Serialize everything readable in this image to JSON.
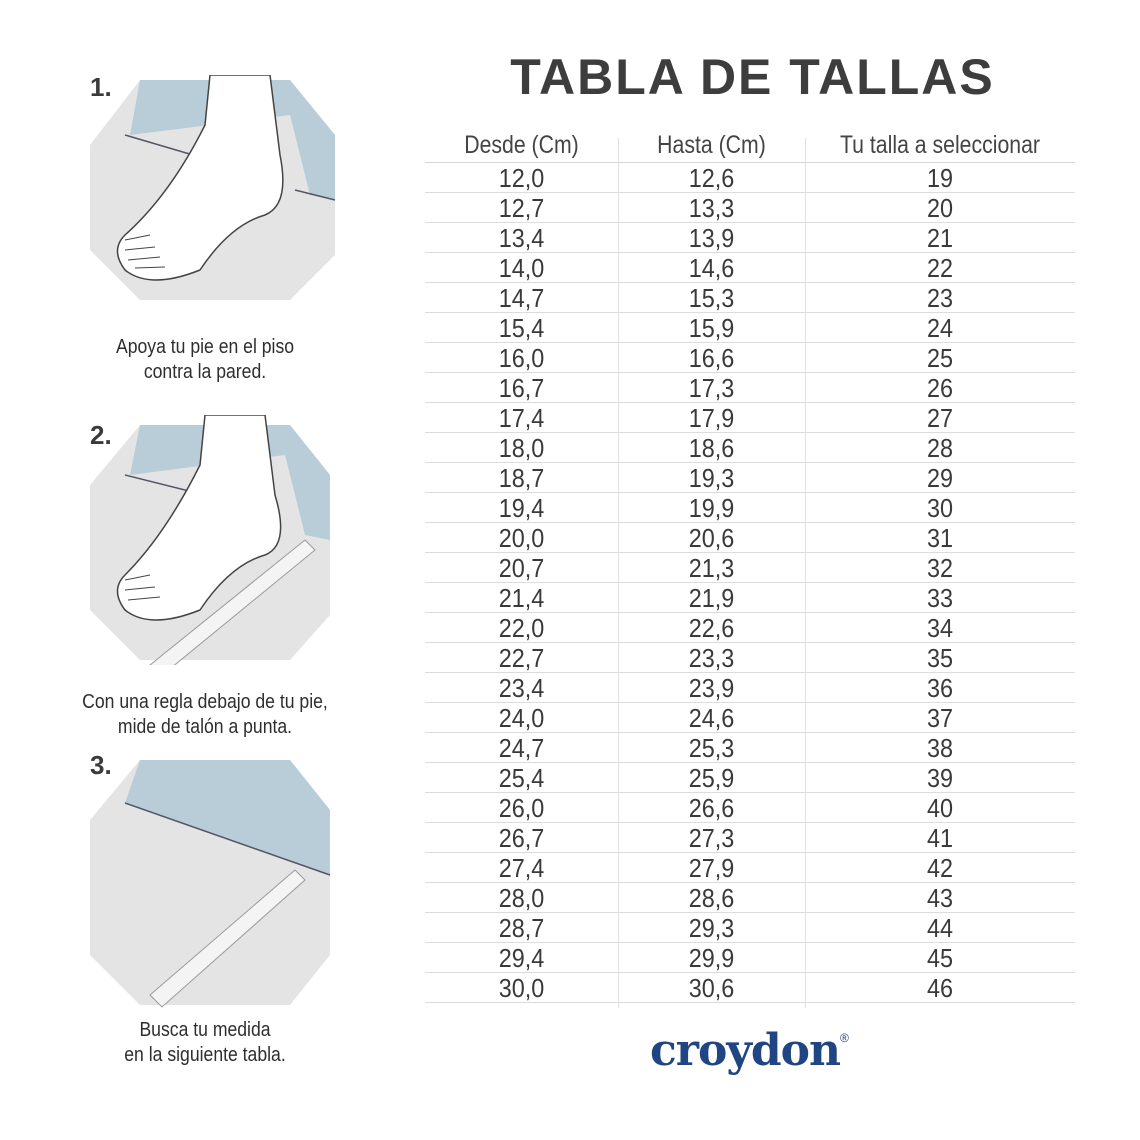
{
  "title": "TABLA DE TALLAS",
  "steps": [
    {
      "number": "1.",
      "caption_lines": [
        "Apoya tu pie en el piso",
        "contra la pared."
      ]
    },
    {
      "number": "2.",
      "caption_lines": [
        "Con una regla debajo de tu pie,",
        "mide de talón a punta."
      ]
    },
    {
      "number": "3.",
      "caption_lines": [
        "Busca tu medida",
        "en la siguiente tabla."
      ]
    }
  ],
  "table": {
    "headers": [
      "Desde (Cm)",
      "Hasta (Cm)",
      "Tu talla a seleccionar"
    ],
    "rows": [
      [
        "12,0",
        "12,6",
        "19"
      ],
      [
        "12,7",
        "13,3",
        "20"
      ],
      [
        "13,4",
        "13,9",
        "21"
      ],
      [
        "14,0",
        "14,6",
        "22"
      ],
      [
        "14,7",
        "15,3",
        "23"
      ],
      [
        "15,4",
        "15,9",
        "24"
      ],
      [
        "16,0",
        "16,6",
        "25"
      ],
      [
        "16,7",
        "17,3",
        "26"
      ],
      [
        "17,4",
        "17,9",
        "27"
      ],
      [
        "18,0",
        "18,6",
        "28"
      ],
      [
        "18,7",
        "19,3",
        "29"
      ],
      [
        "19,4",
        "19,9",
        "30"
      ],
      [
        "20,0",
        "20,6",
        "31"
      ],
      [
        "20,7",
        "21,3",
        "32"
      ],
      [
        "21,4",
        "21,9",
        "33"
      ],
      [
        "22,0",
        "22,6",
        "34"
      ],
      [
        "22,7",
        "23,3",
        "35"
      ],
      [
        "23,4",
        "23,9",
        "36"
      ],
      [
        "24,0",
        "24,6",
        "37"
      ],
      [
        "24,7",
        "25,3",
        "38"
      ],
      [
        "25,4",
        "25,9",
        "39"
      ],
      [
        "26,0",
        "26,6",
        "40"
      ],
      [
        "26,7",
        "27,3",
        "41"
      ],
      [
        "27,4",
        "27,9",
        "42"
      ],
      [
        "28,0",
        "28,6",
        "43"
      ],
      [
        "28,7",
        "29,3",
        "44"
      ],
      [
        "29,4",
        "29,9",
        "45"
      ],
      [
        "30,0",
        "30,6",
        "46"
      ]
    ]
  },
  "brand": {
    "name": "croydon",
    "mark": "®"
  },
  "colors": {
    "brand": "#1f4583",
    "wall": "#b9cdd9",
    "floor": "#e4e4e4",
    "text": "#3a3a3a"
  }
}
....
- Required work:
Make an exact copy of the listing above. Do not include the pictures.

- The output:
Serialize everything readable in this image to JSON.
{
  "title": "TABLA DE TALLAS",
  "steps": [
    {
      "number": "1.",
      "caption_lines": [
        "Apoya tu pie en el piso",
        "contra la pared."
      ]
    },
    {
      "number": "2.",
      "caption_lines": [
        "Con una regla debajo de tu pie,",
        "mide de talón a punta."
      ]
    },
    {
      "number": "3.",
      "caption_lines": [
        "Busca tu medida",
        "en la siguiente tabla."
      ]
    }
  ],
  "table": {
    "headers": [
      "Desde (Cm)",
      "Hasta (Cm)",
      "Tu talla a seleccionar"
    ],
    "rows": [
      [
        "12,0",
        "12,6",
        "19"
      ],
      [
        "12,7",
        "13,3",
        "20"
      ],
      [
        "13,4",
        "13,9",
        "21"
      ],
      [
        "14,0",
        "14,6",
        "22"
      ],
      [
        "14,7",
        "15,3",
        "23"
      ],
      [
        "15,4",
        "15,9",
        "24"
      ],
      [
        "16,0",
        "16,6",
        "25"
      ],
      [
        "16,7",
        "17,3",
        "26"
      ],
      [
        "17,4",
        "17,9",
        "27"
      ],
      [
        "18,0",
        "18,6",
        "28"
      ],
      [
        "18,7",
        "19,3",
        "29"
      ],
      [
        "19,4",
        "19,9",
        "30"
      ],
      [
        "20,0",
        "20,6",
        "31"
      ],
      [
        "20,7",
        "21,3",
        "32"
      ],
      [
        "21,4",
        "21,9",
        "33"
      ],
      [
        "22,0",
        "22,6",
        "34"
      ],
      [
        "22,7",
        "23,3",
        "35"
      ],
      [
        "23,4",
        "23,9",
        "36"
      ],
      [
        "24,0",
        "24,6",
        "37"
      ],
      [
        "24,7",
        "25,3",
        "38"
      ],
      [
        "25,4",
        "25,9",
        "39"
      ],
      [
        "26,0",
        "26,6",
        "40"
      ],
      [
        "26,7",
        "27,3",
        "41"
      ],
      [
        "27,4",
        "27,9",
        "42"
      ],
      [
        "28,0",
        "28,6",
        "43"
      ],
      [
        "28,7",
        "29,3",
        "44"
      ],
      [
        "29,4",
        "29,9",
        "45"
      ],
      [
        "30,0",
        "30,6",
        "46"
      ]
    ]
  },
  "brand": {
    "name": "croydon",
    "mark": "®"
  },
  "colors": {
    "brand": "#1f4583",
    "wall": "#b9cdd9",
    "floor": "#e4e4e4",
    "text": "#3a3a3a"
  }
}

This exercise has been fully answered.